**Problem requirements**
From the entries that follow, list every line in which the string "this" appears.

START

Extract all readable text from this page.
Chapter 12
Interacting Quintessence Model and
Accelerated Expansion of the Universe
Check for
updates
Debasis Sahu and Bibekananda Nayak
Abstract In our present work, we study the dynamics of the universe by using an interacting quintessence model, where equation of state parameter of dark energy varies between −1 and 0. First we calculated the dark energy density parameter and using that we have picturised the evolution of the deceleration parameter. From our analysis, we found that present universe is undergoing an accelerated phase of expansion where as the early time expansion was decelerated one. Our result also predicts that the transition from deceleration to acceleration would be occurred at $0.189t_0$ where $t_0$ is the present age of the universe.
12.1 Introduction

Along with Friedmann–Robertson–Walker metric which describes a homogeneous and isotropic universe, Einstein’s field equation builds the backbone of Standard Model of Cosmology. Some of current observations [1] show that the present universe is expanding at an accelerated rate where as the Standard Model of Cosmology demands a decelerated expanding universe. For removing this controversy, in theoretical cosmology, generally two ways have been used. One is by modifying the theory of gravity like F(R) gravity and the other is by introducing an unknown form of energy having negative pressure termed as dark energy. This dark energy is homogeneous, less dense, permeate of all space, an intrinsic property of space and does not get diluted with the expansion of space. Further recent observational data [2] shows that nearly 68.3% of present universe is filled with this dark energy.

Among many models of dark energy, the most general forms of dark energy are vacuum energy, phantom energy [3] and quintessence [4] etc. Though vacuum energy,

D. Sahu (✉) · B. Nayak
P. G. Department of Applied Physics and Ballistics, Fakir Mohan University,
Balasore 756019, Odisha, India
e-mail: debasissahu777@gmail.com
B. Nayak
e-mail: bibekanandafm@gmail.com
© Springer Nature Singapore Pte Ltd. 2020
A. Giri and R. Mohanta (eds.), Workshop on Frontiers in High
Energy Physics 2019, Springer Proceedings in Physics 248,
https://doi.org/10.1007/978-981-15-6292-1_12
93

END

**Written solution**
Extract all readable text from this page.
Along with Friedmann–Robertson–Walker metric which describes a homogeneous and isotropic universe, Einstein’s field equation builds the backbone of Standard Model of Cosmology. Some of current observations [1] show that the present universe is expanding at an accelerated rate where as the Standard Model of Cosmology demands a decelerated expanding universe. For removing this controversy, in theoretical cosmology, generally two ways have been used. One is by modifying the theory of gravity like F(R) gravity and the other is by introducing an unknown form of energy having negative pressure termed as dark energy. This dark energy is homogeneous, less dense, permeate of all space, an intrinsic property of space and does not get diluted with the expansion of space. Further recent observational data [2] shows that nearly 68.3% of present universe is filled with this dark energy.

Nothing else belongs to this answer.